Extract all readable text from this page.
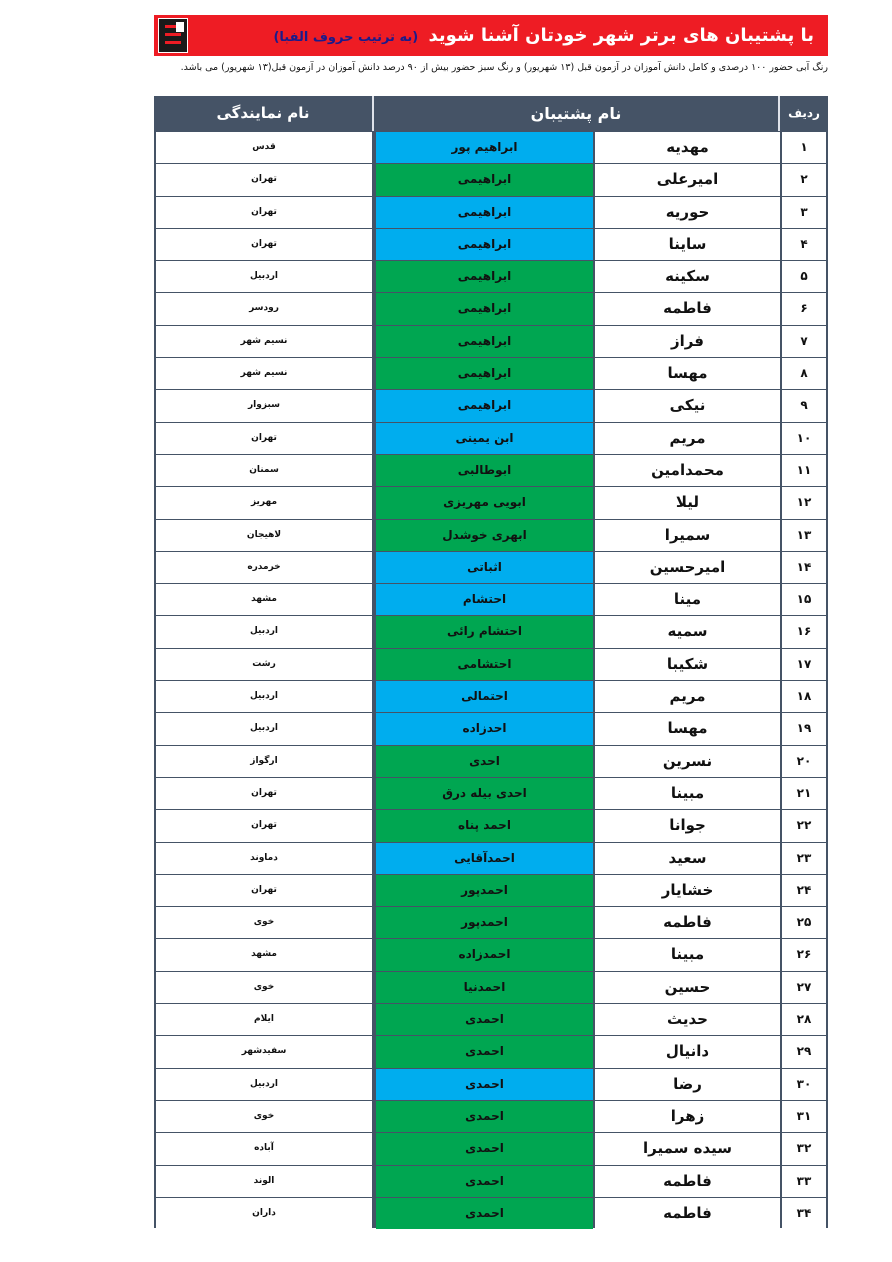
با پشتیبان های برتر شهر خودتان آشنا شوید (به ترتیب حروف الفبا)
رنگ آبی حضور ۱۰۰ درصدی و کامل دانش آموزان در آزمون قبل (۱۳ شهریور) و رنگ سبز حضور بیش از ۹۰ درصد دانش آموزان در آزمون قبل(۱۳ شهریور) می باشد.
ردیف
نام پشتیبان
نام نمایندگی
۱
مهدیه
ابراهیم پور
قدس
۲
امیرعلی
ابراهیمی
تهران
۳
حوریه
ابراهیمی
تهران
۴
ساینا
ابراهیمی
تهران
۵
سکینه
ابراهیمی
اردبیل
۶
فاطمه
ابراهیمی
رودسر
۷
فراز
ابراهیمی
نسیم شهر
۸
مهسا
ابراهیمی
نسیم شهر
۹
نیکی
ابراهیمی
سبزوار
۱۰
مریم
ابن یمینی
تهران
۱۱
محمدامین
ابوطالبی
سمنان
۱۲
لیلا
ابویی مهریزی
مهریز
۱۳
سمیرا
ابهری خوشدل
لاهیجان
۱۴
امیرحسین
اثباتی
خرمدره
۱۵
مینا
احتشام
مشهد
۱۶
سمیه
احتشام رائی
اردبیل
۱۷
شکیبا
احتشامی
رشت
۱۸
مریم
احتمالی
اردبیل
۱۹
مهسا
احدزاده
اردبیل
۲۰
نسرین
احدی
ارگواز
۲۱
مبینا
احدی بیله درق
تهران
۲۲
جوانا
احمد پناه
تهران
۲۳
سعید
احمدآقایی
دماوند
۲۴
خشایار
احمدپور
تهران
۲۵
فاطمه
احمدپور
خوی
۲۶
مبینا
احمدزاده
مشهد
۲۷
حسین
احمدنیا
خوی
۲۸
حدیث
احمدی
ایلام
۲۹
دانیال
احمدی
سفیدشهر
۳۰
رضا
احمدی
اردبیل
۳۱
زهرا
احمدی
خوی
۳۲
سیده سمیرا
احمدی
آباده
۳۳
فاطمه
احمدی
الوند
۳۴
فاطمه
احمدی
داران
______
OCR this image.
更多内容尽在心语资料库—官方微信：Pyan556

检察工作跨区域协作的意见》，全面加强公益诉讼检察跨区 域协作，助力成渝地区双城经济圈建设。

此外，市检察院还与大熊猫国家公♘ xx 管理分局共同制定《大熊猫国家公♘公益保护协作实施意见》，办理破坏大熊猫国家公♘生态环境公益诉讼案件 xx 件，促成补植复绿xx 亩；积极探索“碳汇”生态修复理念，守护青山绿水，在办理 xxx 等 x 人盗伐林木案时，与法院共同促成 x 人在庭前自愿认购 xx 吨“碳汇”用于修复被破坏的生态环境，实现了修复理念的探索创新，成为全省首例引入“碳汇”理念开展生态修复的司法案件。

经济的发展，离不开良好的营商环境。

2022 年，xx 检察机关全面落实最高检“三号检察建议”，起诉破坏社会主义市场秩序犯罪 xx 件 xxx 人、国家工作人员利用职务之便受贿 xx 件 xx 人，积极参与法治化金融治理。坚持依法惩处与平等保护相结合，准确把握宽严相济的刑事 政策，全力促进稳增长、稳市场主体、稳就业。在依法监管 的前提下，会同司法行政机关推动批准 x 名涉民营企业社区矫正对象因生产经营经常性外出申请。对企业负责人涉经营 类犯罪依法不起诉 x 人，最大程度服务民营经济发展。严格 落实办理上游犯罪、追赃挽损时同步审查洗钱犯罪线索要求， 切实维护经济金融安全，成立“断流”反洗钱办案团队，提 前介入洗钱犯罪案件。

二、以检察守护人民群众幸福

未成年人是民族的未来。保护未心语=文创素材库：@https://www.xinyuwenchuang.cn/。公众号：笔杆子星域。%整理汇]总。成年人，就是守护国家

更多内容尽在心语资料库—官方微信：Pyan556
______
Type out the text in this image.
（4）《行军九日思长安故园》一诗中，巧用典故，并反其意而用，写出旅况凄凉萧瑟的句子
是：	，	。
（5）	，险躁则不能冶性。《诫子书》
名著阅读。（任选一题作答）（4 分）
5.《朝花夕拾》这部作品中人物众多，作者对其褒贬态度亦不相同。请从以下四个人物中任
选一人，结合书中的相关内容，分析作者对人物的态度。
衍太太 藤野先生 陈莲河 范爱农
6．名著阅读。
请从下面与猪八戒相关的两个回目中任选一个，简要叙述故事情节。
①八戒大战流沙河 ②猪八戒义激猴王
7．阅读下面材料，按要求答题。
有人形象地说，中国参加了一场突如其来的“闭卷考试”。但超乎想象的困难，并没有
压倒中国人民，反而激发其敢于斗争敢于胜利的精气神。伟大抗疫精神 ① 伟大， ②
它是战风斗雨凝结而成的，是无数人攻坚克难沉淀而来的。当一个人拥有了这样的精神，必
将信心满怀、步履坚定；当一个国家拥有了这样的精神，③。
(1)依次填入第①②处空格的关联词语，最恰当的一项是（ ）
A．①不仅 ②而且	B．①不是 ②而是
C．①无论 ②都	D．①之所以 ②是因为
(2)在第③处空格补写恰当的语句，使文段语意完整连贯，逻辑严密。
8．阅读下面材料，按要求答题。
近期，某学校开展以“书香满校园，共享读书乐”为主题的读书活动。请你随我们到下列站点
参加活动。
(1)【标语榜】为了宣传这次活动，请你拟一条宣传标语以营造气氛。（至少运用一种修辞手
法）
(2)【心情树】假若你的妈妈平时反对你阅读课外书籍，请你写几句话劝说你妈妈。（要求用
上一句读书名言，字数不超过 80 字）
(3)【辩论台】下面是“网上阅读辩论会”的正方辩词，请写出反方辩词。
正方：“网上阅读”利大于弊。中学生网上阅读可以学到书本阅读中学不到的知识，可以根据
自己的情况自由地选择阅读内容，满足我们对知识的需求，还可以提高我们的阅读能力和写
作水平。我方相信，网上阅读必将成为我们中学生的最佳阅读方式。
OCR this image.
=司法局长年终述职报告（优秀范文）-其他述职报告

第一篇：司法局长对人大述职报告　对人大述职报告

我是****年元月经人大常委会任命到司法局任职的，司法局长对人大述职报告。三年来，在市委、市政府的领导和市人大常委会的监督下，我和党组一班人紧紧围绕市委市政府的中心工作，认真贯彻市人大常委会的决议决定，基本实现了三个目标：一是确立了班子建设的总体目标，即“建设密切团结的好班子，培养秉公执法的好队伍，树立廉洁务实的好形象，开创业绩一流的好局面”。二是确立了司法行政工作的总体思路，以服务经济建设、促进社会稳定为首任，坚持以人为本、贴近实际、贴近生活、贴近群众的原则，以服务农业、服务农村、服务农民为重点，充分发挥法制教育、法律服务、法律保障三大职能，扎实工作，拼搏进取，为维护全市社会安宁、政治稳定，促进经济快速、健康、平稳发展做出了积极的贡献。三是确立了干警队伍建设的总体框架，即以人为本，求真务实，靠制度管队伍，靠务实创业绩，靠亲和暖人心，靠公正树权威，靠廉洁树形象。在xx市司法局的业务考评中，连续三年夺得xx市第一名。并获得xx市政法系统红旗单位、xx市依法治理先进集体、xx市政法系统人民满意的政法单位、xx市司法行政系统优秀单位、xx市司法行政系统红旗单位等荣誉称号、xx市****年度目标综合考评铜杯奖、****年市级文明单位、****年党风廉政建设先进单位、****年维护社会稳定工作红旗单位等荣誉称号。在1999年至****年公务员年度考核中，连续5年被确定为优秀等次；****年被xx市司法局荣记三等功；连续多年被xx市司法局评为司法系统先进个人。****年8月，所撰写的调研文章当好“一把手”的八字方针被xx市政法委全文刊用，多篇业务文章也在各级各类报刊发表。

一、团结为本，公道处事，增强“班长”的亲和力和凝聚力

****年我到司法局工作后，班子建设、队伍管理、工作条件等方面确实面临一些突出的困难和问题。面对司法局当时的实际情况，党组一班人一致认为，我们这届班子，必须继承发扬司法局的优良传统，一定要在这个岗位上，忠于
______
• _Task prompt_
Where a line of the data holds "this", show that line.

• _Solution to the problem_
Extract all readable text from this page.
OCR this image.
Type out the text in this image.
OCR this image.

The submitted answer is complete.